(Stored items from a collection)
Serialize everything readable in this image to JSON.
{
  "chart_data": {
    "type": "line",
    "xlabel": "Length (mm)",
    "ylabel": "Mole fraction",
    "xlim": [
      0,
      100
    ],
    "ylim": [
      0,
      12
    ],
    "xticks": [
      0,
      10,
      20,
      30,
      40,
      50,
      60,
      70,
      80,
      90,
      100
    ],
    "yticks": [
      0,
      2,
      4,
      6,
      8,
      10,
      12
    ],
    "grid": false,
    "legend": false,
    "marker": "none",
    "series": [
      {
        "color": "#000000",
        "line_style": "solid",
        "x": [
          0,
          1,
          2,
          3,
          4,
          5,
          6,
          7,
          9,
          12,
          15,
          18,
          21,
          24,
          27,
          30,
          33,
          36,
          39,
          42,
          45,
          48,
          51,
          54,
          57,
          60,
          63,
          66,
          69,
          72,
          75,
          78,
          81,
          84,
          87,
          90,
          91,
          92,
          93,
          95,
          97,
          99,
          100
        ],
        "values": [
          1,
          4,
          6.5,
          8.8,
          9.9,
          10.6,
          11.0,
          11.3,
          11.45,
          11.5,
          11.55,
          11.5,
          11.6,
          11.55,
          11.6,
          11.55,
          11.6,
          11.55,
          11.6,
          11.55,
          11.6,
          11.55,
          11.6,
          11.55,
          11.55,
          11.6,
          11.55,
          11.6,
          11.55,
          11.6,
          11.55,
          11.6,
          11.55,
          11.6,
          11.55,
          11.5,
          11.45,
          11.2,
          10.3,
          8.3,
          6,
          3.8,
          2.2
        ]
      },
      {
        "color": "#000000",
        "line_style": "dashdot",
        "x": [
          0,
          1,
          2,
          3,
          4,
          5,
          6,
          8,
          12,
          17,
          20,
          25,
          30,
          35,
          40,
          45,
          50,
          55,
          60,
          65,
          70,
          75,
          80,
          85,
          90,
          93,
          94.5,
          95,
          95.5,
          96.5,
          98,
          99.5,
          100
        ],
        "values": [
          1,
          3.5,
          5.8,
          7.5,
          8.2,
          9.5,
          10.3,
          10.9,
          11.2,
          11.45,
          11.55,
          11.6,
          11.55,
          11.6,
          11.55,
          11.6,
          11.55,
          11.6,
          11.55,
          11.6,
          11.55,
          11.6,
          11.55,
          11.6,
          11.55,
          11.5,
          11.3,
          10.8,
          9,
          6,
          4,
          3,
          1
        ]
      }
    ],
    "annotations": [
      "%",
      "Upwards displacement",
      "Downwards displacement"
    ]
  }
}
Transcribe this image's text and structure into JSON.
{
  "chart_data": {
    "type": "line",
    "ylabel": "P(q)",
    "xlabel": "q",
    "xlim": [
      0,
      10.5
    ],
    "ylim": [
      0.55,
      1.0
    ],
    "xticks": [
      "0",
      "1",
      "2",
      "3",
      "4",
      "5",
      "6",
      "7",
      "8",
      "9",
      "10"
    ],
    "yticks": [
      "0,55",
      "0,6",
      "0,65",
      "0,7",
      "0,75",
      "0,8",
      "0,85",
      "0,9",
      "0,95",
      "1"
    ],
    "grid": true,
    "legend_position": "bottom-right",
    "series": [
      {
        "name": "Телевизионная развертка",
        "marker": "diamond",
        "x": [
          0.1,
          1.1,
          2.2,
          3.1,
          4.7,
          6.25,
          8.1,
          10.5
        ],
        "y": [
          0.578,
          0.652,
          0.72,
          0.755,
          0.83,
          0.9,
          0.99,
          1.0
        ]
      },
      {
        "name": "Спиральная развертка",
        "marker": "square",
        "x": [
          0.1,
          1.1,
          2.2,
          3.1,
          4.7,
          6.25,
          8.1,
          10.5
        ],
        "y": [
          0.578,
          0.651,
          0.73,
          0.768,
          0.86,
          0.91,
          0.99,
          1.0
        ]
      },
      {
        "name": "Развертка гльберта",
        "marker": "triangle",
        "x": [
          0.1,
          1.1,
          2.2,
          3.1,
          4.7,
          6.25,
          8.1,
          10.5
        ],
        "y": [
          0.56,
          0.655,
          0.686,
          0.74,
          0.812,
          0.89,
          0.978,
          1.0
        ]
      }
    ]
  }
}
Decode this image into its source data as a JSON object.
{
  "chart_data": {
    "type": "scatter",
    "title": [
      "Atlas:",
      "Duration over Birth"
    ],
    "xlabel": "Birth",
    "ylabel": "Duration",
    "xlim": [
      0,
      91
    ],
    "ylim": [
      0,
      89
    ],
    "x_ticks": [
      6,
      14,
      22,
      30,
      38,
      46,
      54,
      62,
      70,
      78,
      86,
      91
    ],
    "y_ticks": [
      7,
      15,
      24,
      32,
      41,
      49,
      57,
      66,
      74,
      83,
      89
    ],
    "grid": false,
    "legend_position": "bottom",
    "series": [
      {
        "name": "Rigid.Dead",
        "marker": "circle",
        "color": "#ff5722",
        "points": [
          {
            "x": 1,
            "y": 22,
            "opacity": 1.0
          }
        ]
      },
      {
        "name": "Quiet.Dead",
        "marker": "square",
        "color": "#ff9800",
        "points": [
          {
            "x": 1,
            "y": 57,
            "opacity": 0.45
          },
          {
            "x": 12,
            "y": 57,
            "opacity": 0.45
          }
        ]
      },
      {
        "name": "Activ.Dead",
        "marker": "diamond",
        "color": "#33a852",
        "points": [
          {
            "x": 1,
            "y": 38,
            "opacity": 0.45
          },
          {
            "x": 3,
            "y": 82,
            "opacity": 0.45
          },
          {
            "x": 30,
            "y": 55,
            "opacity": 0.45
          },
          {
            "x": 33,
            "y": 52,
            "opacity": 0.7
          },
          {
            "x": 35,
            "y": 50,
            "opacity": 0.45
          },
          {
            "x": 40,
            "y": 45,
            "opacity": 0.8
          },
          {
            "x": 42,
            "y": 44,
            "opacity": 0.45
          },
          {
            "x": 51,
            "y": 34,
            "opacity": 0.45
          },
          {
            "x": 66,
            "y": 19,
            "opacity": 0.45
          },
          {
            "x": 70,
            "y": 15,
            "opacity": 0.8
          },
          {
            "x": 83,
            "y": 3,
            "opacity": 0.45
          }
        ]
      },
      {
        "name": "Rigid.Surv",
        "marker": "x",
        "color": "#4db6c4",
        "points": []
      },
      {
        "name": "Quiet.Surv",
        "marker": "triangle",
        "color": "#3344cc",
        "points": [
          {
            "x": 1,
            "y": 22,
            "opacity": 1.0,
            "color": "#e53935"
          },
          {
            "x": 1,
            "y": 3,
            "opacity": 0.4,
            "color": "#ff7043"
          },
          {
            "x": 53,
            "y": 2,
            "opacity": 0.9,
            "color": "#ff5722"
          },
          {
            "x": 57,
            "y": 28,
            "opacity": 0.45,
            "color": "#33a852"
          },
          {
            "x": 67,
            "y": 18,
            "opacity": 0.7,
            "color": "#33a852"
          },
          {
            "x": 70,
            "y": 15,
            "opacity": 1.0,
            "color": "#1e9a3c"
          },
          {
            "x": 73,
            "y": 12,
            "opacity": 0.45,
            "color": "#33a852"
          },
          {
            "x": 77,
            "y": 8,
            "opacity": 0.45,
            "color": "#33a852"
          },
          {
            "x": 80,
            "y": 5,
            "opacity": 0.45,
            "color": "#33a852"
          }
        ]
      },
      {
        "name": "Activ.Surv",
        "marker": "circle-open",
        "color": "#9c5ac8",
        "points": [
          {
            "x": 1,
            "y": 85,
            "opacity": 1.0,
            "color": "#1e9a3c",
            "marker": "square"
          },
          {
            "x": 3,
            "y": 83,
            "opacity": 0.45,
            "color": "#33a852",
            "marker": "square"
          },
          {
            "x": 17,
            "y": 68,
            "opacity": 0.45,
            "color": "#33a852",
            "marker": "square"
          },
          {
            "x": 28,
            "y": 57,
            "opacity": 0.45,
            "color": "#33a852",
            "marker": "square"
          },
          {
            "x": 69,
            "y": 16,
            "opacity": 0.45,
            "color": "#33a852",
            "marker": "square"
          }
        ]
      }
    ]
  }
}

The exercise: List each line in the listing that contains the string "image".

Answer below:
Serialize everything readable in this image to JSON.
Transcribe this image's text and structure into JSON.
Decode this image into its source data as a JSON object.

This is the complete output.